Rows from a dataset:
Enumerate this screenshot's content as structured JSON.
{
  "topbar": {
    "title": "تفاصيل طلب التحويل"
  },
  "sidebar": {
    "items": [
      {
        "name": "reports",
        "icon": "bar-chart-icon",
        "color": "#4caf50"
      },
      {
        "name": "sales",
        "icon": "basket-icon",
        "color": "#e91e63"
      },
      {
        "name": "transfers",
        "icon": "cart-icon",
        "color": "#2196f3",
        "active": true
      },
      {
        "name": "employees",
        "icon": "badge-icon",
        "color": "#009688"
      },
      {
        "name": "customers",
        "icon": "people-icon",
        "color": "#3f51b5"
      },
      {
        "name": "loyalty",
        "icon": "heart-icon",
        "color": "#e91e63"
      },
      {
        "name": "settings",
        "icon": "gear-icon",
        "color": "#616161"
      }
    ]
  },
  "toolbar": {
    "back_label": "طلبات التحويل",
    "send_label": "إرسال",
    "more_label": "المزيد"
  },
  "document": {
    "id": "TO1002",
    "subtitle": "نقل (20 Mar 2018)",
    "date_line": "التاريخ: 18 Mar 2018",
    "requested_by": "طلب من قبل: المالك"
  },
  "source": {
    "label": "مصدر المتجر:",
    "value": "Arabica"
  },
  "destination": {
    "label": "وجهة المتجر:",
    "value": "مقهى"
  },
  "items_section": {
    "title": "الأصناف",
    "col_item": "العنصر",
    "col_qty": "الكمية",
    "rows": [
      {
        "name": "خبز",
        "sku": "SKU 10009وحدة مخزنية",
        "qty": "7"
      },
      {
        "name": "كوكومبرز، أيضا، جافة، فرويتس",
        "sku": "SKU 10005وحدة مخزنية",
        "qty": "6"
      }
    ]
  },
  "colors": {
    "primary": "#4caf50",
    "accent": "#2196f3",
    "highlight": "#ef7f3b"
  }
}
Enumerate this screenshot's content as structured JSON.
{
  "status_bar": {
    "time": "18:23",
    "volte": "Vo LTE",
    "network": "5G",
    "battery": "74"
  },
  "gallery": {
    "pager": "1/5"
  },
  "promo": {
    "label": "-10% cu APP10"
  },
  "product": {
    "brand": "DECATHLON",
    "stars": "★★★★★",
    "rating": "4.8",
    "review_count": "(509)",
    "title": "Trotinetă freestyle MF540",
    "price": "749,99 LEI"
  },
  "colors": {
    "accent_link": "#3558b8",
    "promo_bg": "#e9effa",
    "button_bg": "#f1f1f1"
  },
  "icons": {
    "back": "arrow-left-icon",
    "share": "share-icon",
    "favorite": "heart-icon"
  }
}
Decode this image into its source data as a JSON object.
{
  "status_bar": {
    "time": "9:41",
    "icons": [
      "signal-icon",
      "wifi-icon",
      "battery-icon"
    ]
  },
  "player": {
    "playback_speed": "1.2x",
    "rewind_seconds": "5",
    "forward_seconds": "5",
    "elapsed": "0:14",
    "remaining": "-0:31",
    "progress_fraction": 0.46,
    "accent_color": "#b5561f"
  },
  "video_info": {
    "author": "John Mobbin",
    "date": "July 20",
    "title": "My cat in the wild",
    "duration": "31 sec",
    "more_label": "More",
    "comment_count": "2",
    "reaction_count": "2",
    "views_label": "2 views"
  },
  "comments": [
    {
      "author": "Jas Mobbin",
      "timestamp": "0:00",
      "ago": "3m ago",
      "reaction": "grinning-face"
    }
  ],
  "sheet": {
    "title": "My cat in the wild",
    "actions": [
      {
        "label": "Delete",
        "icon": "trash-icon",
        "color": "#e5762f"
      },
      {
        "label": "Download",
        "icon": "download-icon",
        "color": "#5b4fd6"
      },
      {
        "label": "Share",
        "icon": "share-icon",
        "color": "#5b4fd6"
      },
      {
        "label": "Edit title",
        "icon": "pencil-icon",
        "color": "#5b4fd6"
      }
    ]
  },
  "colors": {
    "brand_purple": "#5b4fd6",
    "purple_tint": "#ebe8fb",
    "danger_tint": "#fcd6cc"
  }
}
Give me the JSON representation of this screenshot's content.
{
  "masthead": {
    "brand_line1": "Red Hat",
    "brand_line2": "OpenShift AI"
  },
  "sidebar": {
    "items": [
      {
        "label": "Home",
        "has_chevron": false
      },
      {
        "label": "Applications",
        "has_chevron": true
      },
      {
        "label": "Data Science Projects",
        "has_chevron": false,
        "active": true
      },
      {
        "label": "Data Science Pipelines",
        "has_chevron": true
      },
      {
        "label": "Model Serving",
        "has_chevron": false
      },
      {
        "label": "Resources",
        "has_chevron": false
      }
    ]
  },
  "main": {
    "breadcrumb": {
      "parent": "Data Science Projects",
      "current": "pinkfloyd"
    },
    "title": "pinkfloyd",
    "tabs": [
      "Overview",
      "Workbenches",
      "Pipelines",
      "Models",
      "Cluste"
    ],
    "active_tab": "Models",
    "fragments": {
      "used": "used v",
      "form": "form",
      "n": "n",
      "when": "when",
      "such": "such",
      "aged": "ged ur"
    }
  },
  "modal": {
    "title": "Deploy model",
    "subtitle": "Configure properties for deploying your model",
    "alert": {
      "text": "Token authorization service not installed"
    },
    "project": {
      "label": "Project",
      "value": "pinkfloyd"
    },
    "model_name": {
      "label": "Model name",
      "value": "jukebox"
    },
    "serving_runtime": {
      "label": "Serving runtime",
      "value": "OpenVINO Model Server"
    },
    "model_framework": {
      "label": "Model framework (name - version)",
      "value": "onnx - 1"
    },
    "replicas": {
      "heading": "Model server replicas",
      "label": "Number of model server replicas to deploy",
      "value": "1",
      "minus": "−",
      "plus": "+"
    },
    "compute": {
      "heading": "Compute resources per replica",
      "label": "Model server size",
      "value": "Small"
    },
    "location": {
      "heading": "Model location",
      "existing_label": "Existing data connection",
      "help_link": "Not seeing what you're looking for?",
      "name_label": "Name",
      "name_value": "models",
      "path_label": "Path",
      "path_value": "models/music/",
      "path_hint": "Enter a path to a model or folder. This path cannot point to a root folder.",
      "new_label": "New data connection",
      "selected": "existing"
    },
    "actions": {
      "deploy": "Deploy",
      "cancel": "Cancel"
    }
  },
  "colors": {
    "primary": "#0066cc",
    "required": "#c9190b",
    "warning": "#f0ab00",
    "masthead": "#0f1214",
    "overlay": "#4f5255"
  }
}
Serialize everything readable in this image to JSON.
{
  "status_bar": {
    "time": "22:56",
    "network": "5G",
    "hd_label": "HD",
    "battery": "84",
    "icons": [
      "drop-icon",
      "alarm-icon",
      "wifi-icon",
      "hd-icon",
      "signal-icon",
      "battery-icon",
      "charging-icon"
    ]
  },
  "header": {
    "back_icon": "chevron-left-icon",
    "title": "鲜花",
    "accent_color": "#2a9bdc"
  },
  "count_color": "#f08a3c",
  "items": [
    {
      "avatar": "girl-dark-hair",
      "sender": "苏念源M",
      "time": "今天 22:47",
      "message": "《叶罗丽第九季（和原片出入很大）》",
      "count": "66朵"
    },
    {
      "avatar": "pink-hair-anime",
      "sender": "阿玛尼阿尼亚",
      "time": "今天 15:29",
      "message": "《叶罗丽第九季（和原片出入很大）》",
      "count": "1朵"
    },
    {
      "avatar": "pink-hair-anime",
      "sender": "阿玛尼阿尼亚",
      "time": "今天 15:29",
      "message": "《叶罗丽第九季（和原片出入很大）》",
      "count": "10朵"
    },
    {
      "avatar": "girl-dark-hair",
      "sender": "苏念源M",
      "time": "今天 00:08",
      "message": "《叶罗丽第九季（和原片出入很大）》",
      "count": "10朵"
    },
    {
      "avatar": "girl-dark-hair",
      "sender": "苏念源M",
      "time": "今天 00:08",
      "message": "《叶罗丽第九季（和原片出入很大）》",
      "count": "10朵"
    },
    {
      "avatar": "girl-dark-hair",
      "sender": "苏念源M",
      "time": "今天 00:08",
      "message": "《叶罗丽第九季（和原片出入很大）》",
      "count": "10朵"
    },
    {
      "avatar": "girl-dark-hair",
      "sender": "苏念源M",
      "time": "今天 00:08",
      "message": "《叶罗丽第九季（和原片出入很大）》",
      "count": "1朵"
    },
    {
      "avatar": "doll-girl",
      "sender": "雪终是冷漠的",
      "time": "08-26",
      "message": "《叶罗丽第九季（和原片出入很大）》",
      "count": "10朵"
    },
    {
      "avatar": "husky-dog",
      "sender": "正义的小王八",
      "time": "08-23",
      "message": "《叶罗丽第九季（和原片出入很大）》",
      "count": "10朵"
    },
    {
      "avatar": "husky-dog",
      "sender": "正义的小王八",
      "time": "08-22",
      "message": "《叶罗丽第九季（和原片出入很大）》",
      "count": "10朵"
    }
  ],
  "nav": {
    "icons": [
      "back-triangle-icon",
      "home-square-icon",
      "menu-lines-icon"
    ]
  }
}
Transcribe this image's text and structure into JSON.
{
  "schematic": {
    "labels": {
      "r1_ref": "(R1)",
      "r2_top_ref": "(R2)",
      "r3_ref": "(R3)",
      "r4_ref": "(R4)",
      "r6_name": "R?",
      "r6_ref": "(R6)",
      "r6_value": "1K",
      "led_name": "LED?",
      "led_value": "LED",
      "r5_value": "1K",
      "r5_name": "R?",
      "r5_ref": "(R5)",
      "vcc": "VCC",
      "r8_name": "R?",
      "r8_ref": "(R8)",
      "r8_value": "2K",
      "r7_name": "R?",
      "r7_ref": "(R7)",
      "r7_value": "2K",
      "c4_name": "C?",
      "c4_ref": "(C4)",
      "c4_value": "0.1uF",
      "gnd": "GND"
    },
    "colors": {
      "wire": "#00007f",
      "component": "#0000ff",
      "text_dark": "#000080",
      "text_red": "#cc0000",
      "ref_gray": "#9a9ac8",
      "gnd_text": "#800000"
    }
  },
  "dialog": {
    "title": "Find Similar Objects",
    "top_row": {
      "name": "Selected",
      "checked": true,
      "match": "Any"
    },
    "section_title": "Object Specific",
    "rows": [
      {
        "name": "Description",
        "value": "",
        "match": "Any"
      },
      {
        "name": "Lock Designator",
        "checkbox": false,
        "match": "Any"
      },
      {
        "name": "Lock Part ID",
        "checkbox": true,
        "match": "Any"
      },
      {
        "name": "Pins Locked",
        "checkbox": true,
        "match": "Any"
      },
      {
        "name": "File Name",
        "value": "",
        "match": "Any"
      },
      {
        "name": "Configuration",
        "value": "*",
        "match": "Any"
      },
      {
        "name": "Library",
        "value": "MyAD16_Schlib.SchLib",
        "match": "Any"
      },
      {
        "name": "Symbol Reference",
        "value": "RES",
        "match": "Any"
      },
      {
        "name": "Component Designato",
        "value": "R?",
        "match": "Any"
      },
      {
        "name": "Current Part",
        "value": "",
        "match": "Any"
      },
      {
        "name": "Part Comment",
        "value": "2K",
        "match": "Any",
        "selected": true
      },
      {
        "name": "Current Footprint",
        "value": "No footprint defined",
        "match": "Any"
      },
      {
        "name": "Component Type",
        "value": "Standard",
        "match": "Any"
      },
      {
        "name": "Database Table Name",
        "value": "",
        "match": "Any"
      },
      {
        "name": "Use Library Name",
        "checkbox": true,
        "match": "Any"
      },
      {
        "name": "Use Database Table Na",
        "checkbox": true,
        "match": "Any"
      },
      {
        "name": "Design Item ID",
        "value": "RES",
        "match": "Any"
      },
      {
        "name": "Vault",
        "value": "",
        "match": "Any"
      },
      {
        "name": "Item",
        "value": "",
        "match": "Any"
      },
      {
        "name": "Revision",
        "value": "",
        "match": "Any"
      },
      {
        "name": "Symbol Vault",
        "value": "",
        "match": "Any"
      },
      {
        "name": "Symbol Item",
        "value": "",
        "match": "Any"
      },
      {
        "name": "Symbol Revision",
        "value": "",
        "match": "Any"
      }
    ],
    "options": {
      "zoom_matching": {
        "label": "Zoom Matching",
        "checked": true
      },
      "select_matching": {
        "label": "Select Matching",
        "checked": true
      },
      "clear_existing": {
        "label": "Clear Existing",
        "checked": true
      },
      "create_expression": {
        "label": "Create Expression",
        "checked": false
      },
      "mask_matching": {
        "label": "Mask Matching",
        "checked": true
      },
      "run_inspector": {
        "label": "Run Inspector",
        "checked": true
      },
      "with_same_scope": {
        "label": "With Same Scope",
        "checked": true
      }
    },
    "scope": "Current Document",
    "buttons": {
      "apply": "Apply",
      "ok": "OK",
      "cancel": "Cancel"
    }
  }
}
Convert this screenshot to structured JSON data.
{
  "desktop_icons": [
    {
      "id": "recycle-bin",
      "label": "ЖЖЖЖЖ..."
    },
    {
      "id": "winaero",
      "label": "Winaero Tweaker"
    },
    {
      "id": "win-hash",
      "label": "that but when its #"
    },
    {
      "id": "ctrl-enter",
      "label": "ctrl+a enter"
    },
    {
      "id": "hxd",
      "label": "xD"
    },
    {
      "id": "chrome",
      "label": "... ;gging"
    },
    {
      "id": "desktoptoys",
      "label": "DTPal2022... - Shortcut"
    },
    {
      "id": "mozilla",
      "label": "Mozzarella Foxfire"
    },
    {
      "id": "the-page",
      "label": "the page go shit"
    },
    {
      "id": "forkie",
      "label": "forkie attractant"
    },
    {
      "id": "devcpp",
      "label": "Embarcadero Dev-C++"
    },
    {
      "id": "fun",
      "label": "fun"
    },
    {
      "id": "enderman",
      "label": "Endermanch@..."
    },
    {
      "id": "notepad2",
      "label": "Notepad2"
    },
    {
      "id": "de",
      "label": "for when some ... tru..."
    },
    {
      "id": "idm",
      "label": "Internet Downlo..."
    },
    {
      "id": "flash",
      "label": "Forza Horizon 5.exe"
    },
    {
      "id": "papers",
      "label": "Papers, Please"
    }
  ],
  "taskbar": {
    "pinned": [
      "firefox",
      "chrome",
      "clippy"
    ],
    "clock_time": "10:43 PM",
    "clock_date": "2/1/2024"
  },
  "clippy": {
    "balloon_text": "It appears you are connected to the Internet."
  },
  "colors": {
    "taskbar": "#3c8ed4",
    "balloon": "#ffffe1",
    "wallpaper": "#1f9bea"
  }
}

PROBLEM DESCRIPTION »
Copy each line that holds the word "التحويل".

FULL ANSWER »
    "title": "تفاصيل طلب التحويل"
    "back_label": "طلبات التحويل",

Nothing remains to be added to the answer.